**Task brief:**
Each line holding the word "keine" counts once; give the total and nothing more.
··· Data extract
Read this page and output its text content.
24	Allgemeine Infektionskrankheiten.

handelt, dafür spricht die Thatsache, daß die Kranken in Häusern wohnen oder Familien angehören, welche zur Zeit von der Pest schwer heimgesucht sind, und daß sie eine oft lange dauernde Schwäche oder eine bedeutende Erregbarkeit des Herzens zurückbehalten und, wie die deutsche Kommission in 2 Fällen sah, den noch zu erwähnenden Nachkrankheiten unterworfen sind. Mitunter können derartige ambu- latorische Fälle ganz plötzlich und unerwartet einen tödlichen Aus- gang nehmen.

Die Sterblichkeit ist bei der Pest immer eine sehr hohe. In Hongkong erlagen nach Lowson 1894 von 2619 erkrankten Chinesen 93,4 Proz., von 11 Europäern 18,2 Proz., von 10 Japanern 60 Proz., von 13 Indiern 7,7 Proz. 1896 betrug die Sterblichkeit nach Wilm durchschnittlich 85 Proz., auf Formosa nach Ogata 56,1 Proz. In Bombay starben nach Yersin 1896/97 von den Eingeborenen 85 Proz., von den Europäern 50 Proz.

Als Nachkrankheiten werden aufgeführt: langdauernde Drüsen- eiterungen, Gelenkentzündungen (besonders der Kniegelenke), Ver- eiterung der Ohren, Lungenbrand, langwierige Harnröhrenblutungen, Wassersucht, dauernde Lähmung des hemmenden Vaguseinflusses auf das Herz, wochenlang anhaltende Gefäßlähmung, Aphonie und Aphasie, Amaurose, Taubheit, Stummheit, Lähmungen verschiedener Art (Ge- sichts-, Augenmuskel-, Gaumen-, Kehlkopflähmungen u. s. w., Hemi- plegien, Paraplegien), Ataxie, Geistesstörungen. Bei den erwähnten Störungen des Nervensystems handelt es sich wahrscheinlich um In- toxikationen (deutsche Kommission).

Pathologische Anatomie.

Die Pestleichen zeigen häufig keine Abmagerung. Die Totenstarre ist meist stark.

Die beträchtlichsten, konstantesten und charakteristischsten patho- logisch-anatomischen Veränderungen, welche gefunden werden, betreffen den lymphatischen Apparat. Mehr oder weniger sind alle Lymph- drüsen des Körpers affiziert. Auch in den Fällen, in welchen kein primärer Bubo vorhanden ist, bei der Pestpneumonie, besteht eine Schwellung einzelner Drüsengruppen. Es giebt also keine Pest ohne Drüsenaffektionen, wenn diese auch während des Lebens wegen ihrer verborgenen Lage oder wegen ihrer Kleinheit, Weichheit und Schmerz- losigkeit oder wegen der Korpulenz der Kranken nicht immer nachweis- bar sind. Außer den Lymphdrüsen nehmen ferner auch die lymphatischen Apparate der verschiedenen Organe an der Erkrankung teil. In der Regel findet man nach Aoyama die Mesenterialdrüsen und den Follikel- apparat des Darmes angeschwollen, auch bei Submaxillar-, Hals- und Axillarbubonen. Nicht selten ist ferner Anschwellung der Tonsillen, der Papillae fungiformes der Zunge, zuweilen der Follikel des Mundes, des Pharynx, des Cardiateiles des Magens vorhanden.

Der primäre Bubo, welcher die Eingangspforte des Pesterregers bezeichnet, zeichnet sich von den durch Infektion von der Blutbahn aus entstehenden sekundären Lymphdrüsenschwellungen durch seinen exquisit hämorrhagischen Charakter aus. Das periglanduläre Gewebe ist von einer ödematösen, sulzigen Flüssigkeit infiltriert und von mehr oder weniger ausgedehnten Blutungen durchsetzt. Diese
······
**Exercise result:**
2